▶ **Page**
When estimating group sizes it becomes necessary to interpret the trace file with some more care since ESSs displayed in Tracer may seem low while things are mixing fine. For example, consider the scenario where the data is produced by two groups of size G1 and G2 and constant (but substantially different) population sizes N1 and N2 between the groups. If we analyse this with 3 groups, we can capture this situation by using the first group size being G1 and the other two add up to G2. Alternatively, we can have the first two group sizes add up to G1, and G2 for the last group size. During the MCMC, it can happen on occasion that the state switches between these two states. This happens only occasionally, leading to low ESS values for group sizes as well as the population sizes, while there is no reason to be concerned about the analysis.

Initial group sizes?

▶ **Set exercise 1**
Put the entries from the line with "x-tick-label: 1: [64, 392, 72, 410]" to the line with "424, 450, 448]" into a Markdown table with the columns Row and Entry, where Row holds a row number. Leave out any blank lines.

▶ **Material**
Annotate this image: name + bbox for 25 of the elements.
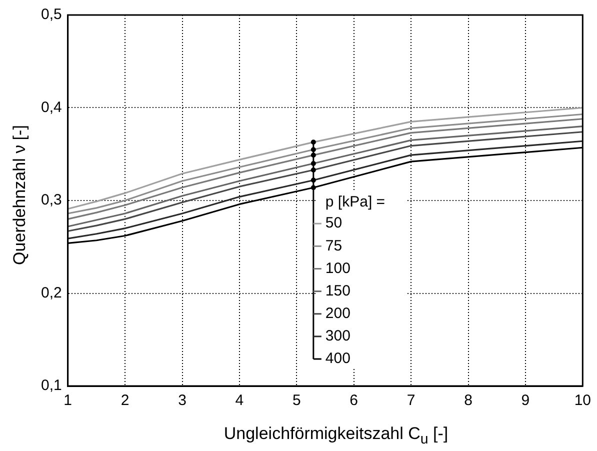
x-tick-label: 1: [64, 392, 72, 410]
x-tick-label: 4: [235, 392, 244, 410]
y-tick-label: 0,5: [40, 6, 62, 24]
x-tick-label: 2: [120, 392, 130, 410]
y-tick-label: 0,2: [40, 284, 62, 302]
x-tick-label: 5: [292, 392, 301, 410]
x-tick-label: 9: [521, 392, 530, 410]
legend-label: 75: [325, 237, 342, 254]
y-tick-label: 0,3: [40, 192, 62, 209]
legend-label: 300: [325, 328, 350, 345]
legend-label: 400: [325, 350, 350, 368]
y-tick-label: 0,1: [40, 377, 62, 394]
x-axis-title: Ungleichförmigkeitszahl C$_{u}$ [-]: [222, 424, 450, 448]
legend-label: 200: [325, 305, 350, 322]
legend-label: 150: [325, 282, 350, 300]
y-tick-label: 0,4: [40, 98, 62, 116]
legend-label: 100: [325, 260, 350, 277]
x-tick-label: 10: [574, 392, 591, 410]
legend-label: 50: [325, 214, 342, 232]
x-tick-label: 7: [406, 392, 416, 410]
x-tick-label: 8: [464, 392, 472, 410]
x-tick-label: 3: [178, 392, 186, 410]
y-axis-title: Querdehnzahl ν [-]: [10, 124, 30, 267]
legend-title: p [kPa] =: [325, 194, 386, 211]
x-tick-label: 6: [350, 392, 358, 410]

▶ **Set exercise 2**
In the passage on estimating group sizes, copy out the part from "When estimating group" to "Initial group sizes?", switching "Tracer" to "the log viewer".

▶ **Complete output 1**
| Row | Entry |
|---|---|
| 1 | x-tick-label: 1: [64, 392, 72, 410] |
| 2 | x-tick-label: 4: [235, 392, 244, 410] |
| 3 | y-tick-label: 0,5: [40, 6, 62, 24] |
| 4 | x-tick-label: 2: [120, 392, 130, 410] |
| 5 | y-tick-label: 0,2: [40, 284, 62, 302] |
| 6 | x-tick-label: 5: [292, 392, 301, 410] |
| 7 | x-tick-label: 9: [521, 392, 530, 410] |
| 8 | legend-label: 75: [325, 237, 342, 254] |
| 9 | y-tick-label: 0,3: [40, 192, 62, 209] |
| 10 | legend-label: 300: [325, 328, 350, 345] |
| 11 | legend-label: 400: [325, 350, 350, 368] |
| 12 | y-tick-label: 0,1: [40, 377, 62, 394] |
| 13 | x-axis-title: Ungleichförmigkeitszahl C$_{u}$ [-]: [222, 424, 450, 448] |

▶ **Complete output 2**
When estimating group sizes it becomes necessary to interpret the trace file with some more care since ESSs displayed in the log viewer may seem low while things are mixing fine. For example, consider the scenario where the data is produced by two groups of size G1 and G2 and constant (but substantially different) population sizes N1 and N2 between the groups. If we analyse this with 3 groups, we can capture this situation by using the first group size being G1 and the other two add up to G2. Alternatively, we can have the first two group sizes add up to G1, and G2 for the last group size. During the MCMC, it can happen on occasion that the state switches between these two states. This happens only occasionally, leading to low ESS values for group sizes as well as the population sizes, while there is no reason to be concerned about the analysis.

Initial group sizes?